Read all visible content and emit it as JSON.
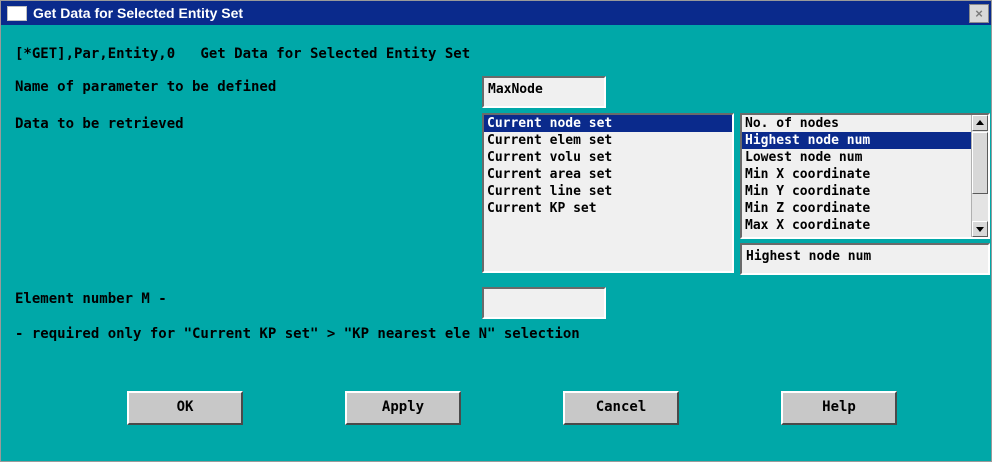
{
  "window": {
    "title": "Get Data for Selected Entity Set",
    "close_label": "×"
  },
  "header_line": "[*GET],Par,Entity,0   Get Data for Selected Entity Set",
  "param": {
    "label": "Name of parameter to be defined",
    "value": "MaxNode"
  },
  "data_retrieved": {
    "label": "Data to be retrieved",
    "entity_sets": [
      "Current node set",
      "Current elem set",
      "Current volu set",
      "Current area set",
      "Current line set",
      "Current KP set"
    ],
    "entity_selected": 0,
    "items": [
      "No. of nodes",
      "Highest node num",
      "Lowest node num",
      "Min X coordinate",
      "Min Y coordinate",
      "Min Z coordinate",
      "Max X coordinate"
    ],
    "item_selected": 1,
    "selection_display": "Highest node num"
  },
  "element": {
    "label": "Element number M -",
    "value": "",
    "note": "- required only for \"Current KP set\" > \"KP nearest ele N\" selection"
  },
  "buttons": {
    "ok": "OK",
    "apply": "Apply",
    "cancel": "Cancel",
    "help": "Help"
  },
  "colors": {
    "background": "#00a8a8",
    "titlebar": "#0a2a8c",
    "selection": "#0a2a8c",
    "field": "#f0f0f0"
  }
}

● ● ● ● ● ● ●

• Task directions: Excluding the pictures, restate the records above word for word.

• Task solution:
Read all visible content and emit it as JSON.
{
  "window": {
    "title": "Get Data for Selected Entity Set",
    "close_label": "×"
  },
  "header_line": "[*GET],Par,Entity,0   Get Data for Selected Entity Set",
  "param": {
    "label": "Name of parameter to be defined",
    "value": "MaxNode"
  },
  "data_retrieved": {
    "label": "Data to be retrieved",
    "entity_sets": [
      "Current node set",
      "Current elem set",
      "Current volu set",
      "Current area set",
      "Current line set",
      "Current KP set"
    ],
    "entity_selected": 0,
    "items": [
      "No. of nodes",
      "Highest node num",
      "Lowest node num",
      "Min X coordinate",
      "Min Y coordinate",
      "Min Z coordinate",
      "Max X coordinate"
    ],
    "item_selected": 1,
    "selection_display": "Highest node num"
  },
  "element": {
    "label": "Element number M -",
    "value": "",
    "note": "- required only for \"Current KP set\" > \"KP nearest ele N\" selection"
  },
  "buttons": {
    "ok": "OK",
    "apply": "Apply",
    "cancel": "Cancel",
    "help": "Help"
  },
  "colors": {
    "background": "#00a8a8",
    "titlebar": "#0a2a8c",
    "selection": "#0a2a8c",
    "field": "#f0f0f0"
  }
}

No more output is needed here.